▶ YOUR GOAL: With the pictures left out, copy the listing below exactly.
########################################
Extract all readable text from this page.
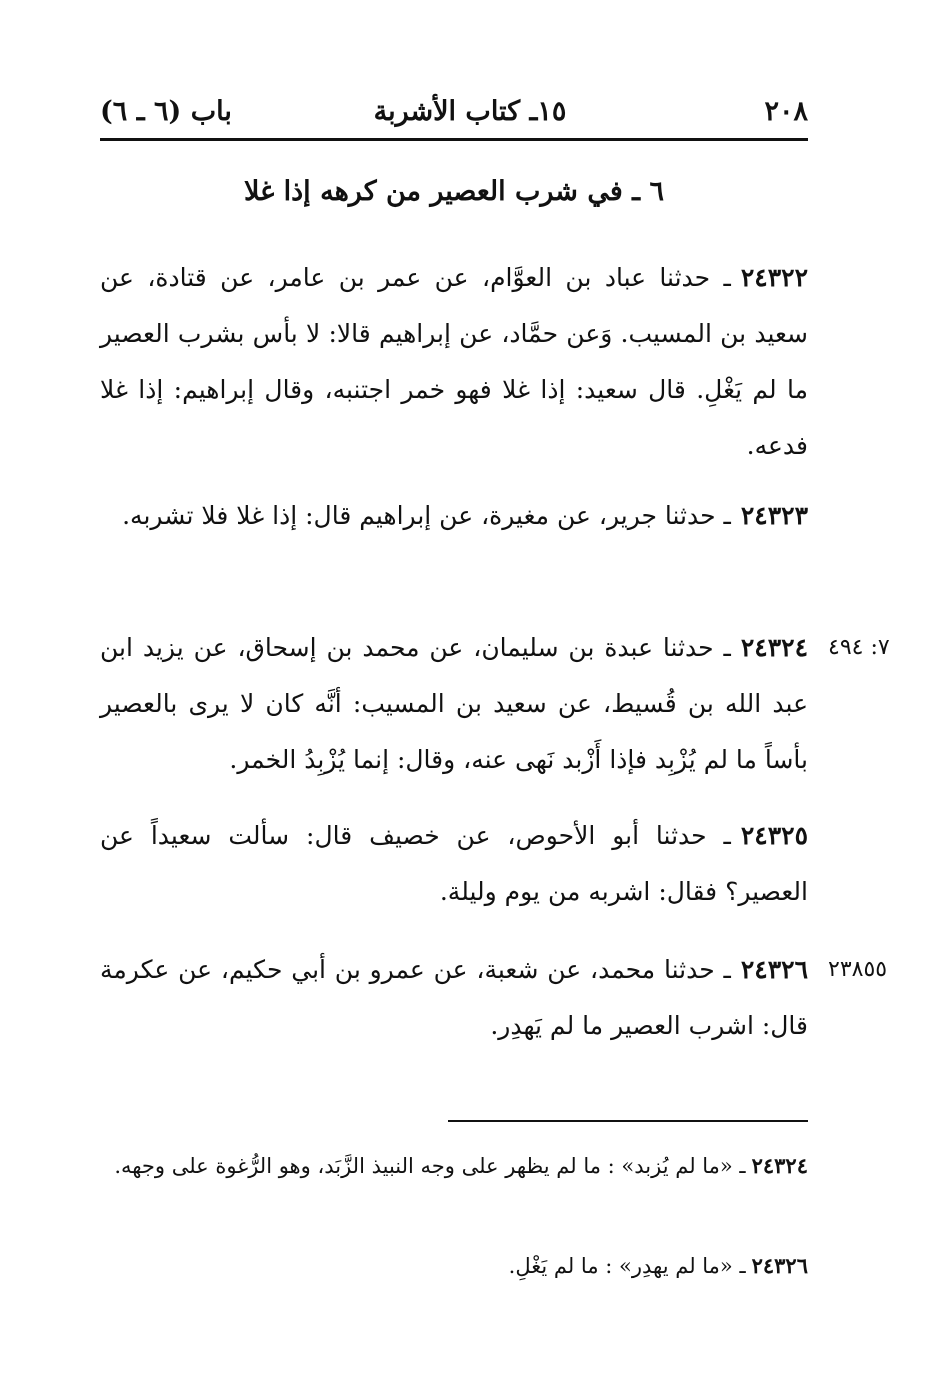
٢٠٨
١٥ـ كتاب الأشربة
باب (٦ ـ ٦)
٦ ـ في شرب العصير من كرهه إذا غلا
٢٤٣٢٢ـ حدثنا عباد بن العوَّام، عن عمر بن عامر، عن قتادة، عن سعيد بن المسيب. وَعن حمَّاد، عن إبراهيم قالا: لا بأس بشرب العصير ما لم يَغْلِ. قال سعيد: إذا غلا فهو خمر اجتنبه، وقال إبراهيم: إذا غلا فدعه.
٢٤٣٢٣ـ حدثنا جرير، عن مغيرة، عن إبراهيم قال: إذا غلا فلا تشربه.
٧: ٤٩٤
٢٤٣٢٤ـ حدثنا عبدة بن سليمان، عن محمد بن إسحاق، عن يزيد ابن عبد الله بن قُسيط، عن سعيد بن المسيب: أنَّه كان لا يرى بالعصير بأساً ما لم يُزْبِد فإذا أَزْبد نَهى عنه، وقال: إنما يُزْبِدُ الخمر.
٢٤٣٢٥ـ حدثنا أبو الأحوص، عن خصيف قال: سألت سعيداً عن العصير؟ فقال: اشربه من يوم وليلة.
٢٣٨٥٥
٢٤٣٢٦ـ حدثنا محمد، عن شعبة، عن عمرو بن أبي حكيم، عن عكرمة قال: اشرب العصير ما لم يَهدِر.
٢٤٣٢٤ـ «ما لم يُزبد» : ما لم يظهر على وجه النبيذ الزَّبَد، وهو الرُّغوة على وجهه.
٢٤٣٢٦ـ «ما لم يهدِر» : ما لم يَغْلِ.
########################################
▶ REPLY TO THE EXERCISE:
Extract all readable text from this page.
٢٠٨
١٥ـ كتاب الأشربة
باب (٦ ـ ٦)
٦ ـ في شرب العصير من كرهه إذا غلا
٢٤٣٢٢ـ حدثنا عباد بن العوَّام، عن عمر بن عامر، عن قتادة، عن سعيد بن المسيب. وَعن حمَّاد، عن إبراهيم قالا: لا بأس بشرب العصير ما لم يَغْلِ. قال سعيد: إذا غلا فهو خمر اجتنبه، وقال إبراهيم: إذا غلا فدعه.
٢٤٣٢٣ـ حدثنا جرير، عن مغيرة، عن إبراهيم قال: إذا غلا فلا تشربه.
٧: ٤٩٤
٢٤٣٢٤ـ حدثنا عبدة بن سليمان، عن محمد بن إسحاق، عن يزيد ابن عبد الله بن قُسيط، عن سعيد بن المسيب: أنَّه كان لا يرى بالعصير بأساً ما لم يُزْبِد فإذا أَزْبد نَهى عنه، وقال: إنما يُزْبِدُ الخمر.
٢٤٣٢٥ـ حدثنا أبو الأحوص، عن خصيف قال: سألت سعيداً عن العصير؟ فقال: اشربه من يوم وليلة.
٢٣٨٥٥
٢٤٣٢٦ـ حدثنا محمد، عن شعبة، عن عمرو بن أبي حكيم، عن عكرمة قال: اشرب العصير ما لم يَهدِر.
٢٤٣٢٤ـ «ما لم يُزبد» : ما لم يظهر على وجه النبيذ الزَّبَد، وهو الرُّغوة على وجهه.
٢٤٣٢٦ـ «ما لم يهدِر» : ما لم يَغْلِ.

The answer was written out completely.